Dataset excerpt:
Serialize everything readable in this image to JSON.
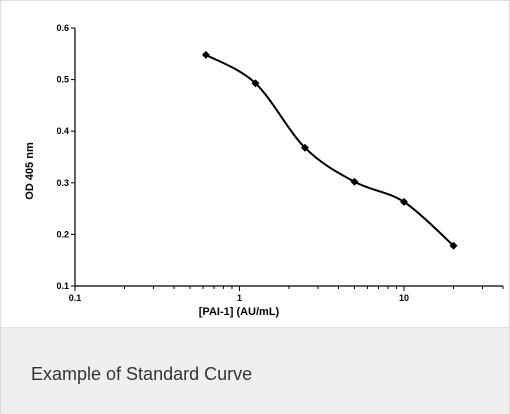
{
  "caption": "Example of Standard Curve",
  "chart_data": {
    "type": "line",
    "xscale": "log",
    "xlim": [
      0.1,
      40
    ],
    "ylim": [
      0.1,
      0.6
    ],
    "xticks": [
      0.1,
      1,
      10
    ],
    "xtick_labels": [
      "0.1",
      "1",
      "10"
    ],
    "yticks": [
      0.1,
      0.2,
      0.3,
      0.4,
      0.5,
      0.6
    ],
    "ytick_labels": [
      "0.1",
      "0.2",
      "0.3",
      "0.4",
      "0.5",
      "0.6"
    ],
    "xlabel": "[PAI-1] (AU/mL)",
    "ylabel": "OD 405 nm",
    "grid": false,
    "line_style": "smooth",
    "marker": "diamond",
    "color": "#000000",
    "series": [
      {
        "x": [
          0.625,
          1.25,
          2.5,
          5,
          10,
          20
        ],
        "y": [
          0.548,
          0.493,
          0.368,
          0.302,
          0.263,
          0.178
        ]
      }
    ]
  }
}
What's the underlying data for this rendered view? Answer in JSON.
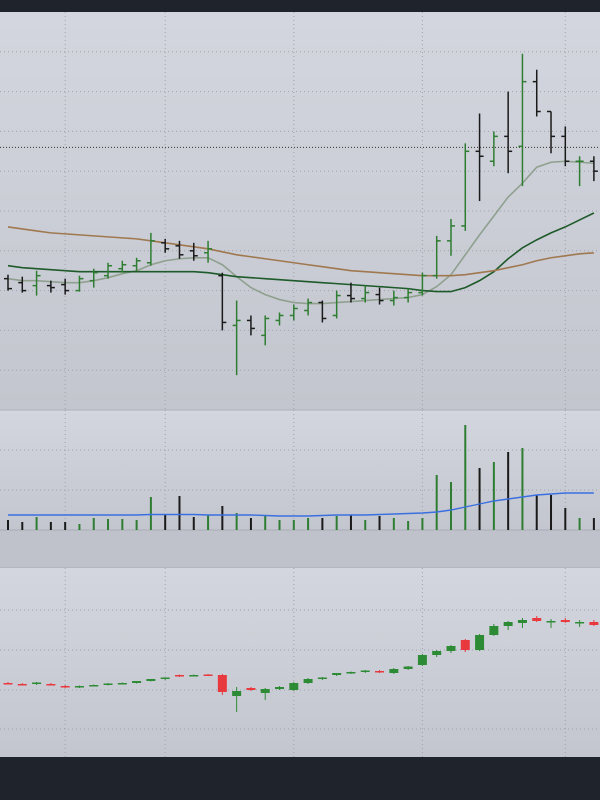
{
  "chart_data": [
    {
      "type": "ohlc",
      "ylim": [
        0,
        40
      ],
      "yticks": [
        4,
        8,
        12,
        16,
        20,
        24,
        28,
        32,
        36
      ],
      "grid": true,
      "xgrid": [
        4,
        11,
        20,
        29,
        39
      ],
      "up_color": "#2e7d32",
      "down_color": "#1a1a1a",
      "price_line": 26.4,
      "open": [
        13.2,
        12.8,
        12.5,
        12.5,
        12.6,
        12.0,
        13.0,
        13.5,
        14.2,
        14.5,
        14.8,
        16.8,
        16.5,
        16.0,
        15.8,
        13.5,
        8.5,
        9.0,
        7.5,
        9.0,
        9.5,
        10.0,
        10.8,
        9.5,
        11.5,
        11.2,
        11.6,
        11.0,
        11.3,
        11.8,
        13.5,
        17.0,
        18.5,
        26.0,
        25.0,
        27.5,
        26.5,
        33.0,
        30.0,
        27.5,
        25.0,
        25.0
      ],
      "high": [
        13.6,
        13.4,
        14.0,
        13.0,
        13.2,
        13.5,
        14.2,
        14.8,
        15.0,
        15.3,
        17.8,
        17.2,
        17.0,
        16.8,
        17.0,
        13.8,
        11.0,
        9.5,
        9.5,
        9.8,
        10.6,
        11.2,
        11.0,
        12.0,
        12.8,
        12.5,
        12.3,
        12.0,
        12.2,
        13.8,
        17.5,
        19.2,
        26.8,
        29.8,
        28.0,
        32.0,
        35.8,
        34.2,
        30.0,
        28.5,
        25.5,
        25.5
      ],
      "low": [
        12.0,
        11.8,
        11.5,
        11.8,
        11.6,
        11.9,
        12.3,
        13.2,
        13.8,
        14.0,
        14.5,
        15.8,
        15.2,
        15.0,
        14.8,
        8.0,
        3.5,
        7.5,
        6.5,
        8.5,
        9.0,
        9.5,
        8.8,
        9.2,
        10.8,
        10.8,
        10.6,
        10.5,
        10.8,
        11.5,
        13.2,
        15.5,
        18.0,
        21.0,
        24.5,
        23.8,
        22.5,
        29.5,
        25.8,
        24.5,
        22.5,
        23.0
      ],
      "close": [
        12.2,
        12.0,
        13.5,
        12.3,
        12.0,
        13.2,
        13.8,
        14.5,
        14.6,
        15.0,
        17.0,
        16.2,
        15.6,
        15.5,
        16.2,
        8.8,
        9.0,
        8.2,
        9.2,
        9.5,
        10.2,
        10.8,
        9.2,
        11.5,
        11.2,
        11.8,
        11.0,
        11.3,
        11.8,
        13.5,
        17.0,
        18.5,
        26.0,
        25.5,
        27.5,
        26.0,
        33.0,
        30.0,
        27.5,
        25.0,
        25.0,
        24.0
      ],
      "lines": [
        {
          "color": "#8fa08f",
          "values": [
            13.2,
            13.0,
            13.0,
            12.9,
            12.8,
            12.8,
            13.0,
            13.3,
            13.7,
            14.0,
            14.6,
            15.0,
            15.2,
            15.3,
            15.3,
            14.6,
            13.4,
            12.3,
            11.6,
            11.1,
            10.8,
            10.7,
            10.7,
            10.8,
            10.9,
            11.0,
            11.1,
            11.2,
            11.3,
            11.6,
            12.4,
            13.6,
            15.6,
            17.6,
            19.5,
            21.4,
            22.8,
            24.4,
            24.9,
            25.0,
            24.9,
            24.8
          ]
        },
        {
          "color": "#1e5a2a",
          "values": [
            14.5,
            14.3,
            14.2,
            14.1,
            14.0,
            13.9,
            13.9,
            13.9,
            13.9,
            13.9,
            13.9,
            13.9,
            13.9,
            13.9,
            13.8,
            13.6,
            13.4,
            13.3,
            13.2,
            13.1,
            13.0,
            12.9,
            12.8,
            12.7,
            12.6,
            12.5,
            12.4,
            12.3,
            12.2,
            12.0,
            11.9,
            11.9,
            12.3,
            13.0,
            13.9,
            15.2,
            16.3,
            17.1,
            17.8,
            18.4,
            19.1,
            19.8
          ]
        },
        {
          "color": "#a07850",
          "values": [
            18.4,
            18.2,
            18.0,
            17.8,
            17.7,
            17.6,
            17.5,
            17.4,
            17.3,
            17.2,
            17.0,
            16.8,
            16.6,
            16.4,
            16.2,
            15.9,
            15.6,
            15.4,
            15.2,
            15.0,
            14.8,
            14.6,
            14.4,
            14.2,
            14.0,
            13.9,
            13.8,
            13.7,
            13.6,
            13.5,
            13.5,
            13.5,
            13.6,
            13.8,
            14.0,
            14.3,
            14.6,
            15.0,
            15.3,
            15.5,
            15.7,
            15.8
          ]
        }
      ]
    },
    {
      "type": "volume",
      "ylim": [
        0,
        120
      ],
      "yticks": [
        40,
        80
      ],
      "grid": true,
      "xgrid": [
        4,
        11,
        20,
        29,
        39
      ],
      "up_color": "#2e7d32",
      "down_color": "#1a1a1a",
      "values": [
        10,
        8,
        13,
        8,
        8,
        6,
        12,
        11,
        11,
        10,
        33,
        15,
        34,
        13,
        15,
        24,
        17,
        12,
        15,
        10,
        10,
        12,
        12,
        14,
        15,
        10,
        14,
        12,
        9,
        12,
        55,
        48,
        105,
        62,
        68,
        78,
        82,
        35,
        35,
        22,
        12,
        12
      ],
      "line": {
        "color": "#3a6fe0",
        "values": [
          15,
          15,
          15,
          15,
          15,
          15,
          15,
          15,
          15,
          15,
          15.5,
          15.5,
          15.5,
          15.5,
          15,
          15,
          15,
          15,
          14.5,
          14,
          14,
          14,
          14.5,
          15,
          15,
          15,
          15.5,
          16,
          16.5,
          17,
          18,
          20,
          23,
          26,
          29,
          31,
          33,
          35,
          36,
          37,
          37,
          37
        ]
      }
    },
    {
      "type": "candlestick",
      "ylim": [
        0,
        189
      ],
      "yticks": [
        28,
        67,
        107,
        147
      ],
      "grid": true,
      "xgrid": [
        4,
        11,
        20,
        29,
        39
      ],
      "up_color": "#2e8b35",
      "down_color": "#e8393f",
      "open": [
        74,
        73,
        73,
        73,
        71,
        70,
        71,
        72,
        73.5,
        74,
        76,
        78,
        82,
        81,
        82.5,
        82,
        61,
        69,
        64,
        68,
        67,
        74,
        78,
        82,
        84,
        85,
        86,
        84,
        88,
        92,
        102,
        106,
        117,
        107,
        122,
        131,
        134,
        139,
        135,
        137,
        134,
        135
      ],
      "high": [
        75,
        74,
        75,
        74,
        72,
        71.5,
        72.5,
        74,
        74.5,
        76,
        78,
        79.5,
        82.5,
        82.5,
        83,
        83,
        70,
        70,
        69,
        71,
        75,
        79,
        80,
        84,
        85.5,
        87,
        87,
        89,
        91,
        103,
        107,
        112,
        118,
        123,
        133,
        136,
        139,
        141,
        138,
        139,
        137,
        137
      ],
      "low": [
        73,
        72,
        72,
        72,
        69,
        69,
        70.5,
        71.5,
        73,
        73.5,
        75.5,
        77,
        80,
        80.5,
        81,
        62,
        45,
        66,
        57,
        67,
        66,
        73,
        77,
        81,
        83,
        84,
        84,
        83,
        87,
        91,
        100,
        104,
        105,
        106,
        121,
        127,
        129,
        135,
        129,
        134,
        130,
        131
      ],
      "close": [
        73,
        72.5,
        74.5,
        72,
        70,
        71,
        72,
        73.5,
        74,
        76,
        78,
        79.5,
        81,
        82,
        81.5,
        65,
        66,
        67,
        68,
        70,
        74,
        78,
        79.5,
        84,
        85,
        86.5,
        84.5,
        88,
        90.5,
        102,
        106,
        111,
        107,
        122,
        131,
        135,
        137,
        136,
        136,
        135,
        135,
        132
      ]
    }
  ]
}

§ Task: Gather every line from the entries above where the word "JSON" appears, and copy them.

§ Finished exercise:
Serialize everything readable in this image to JSON.
What's the underlying data for this rendered view? Answer in JSON.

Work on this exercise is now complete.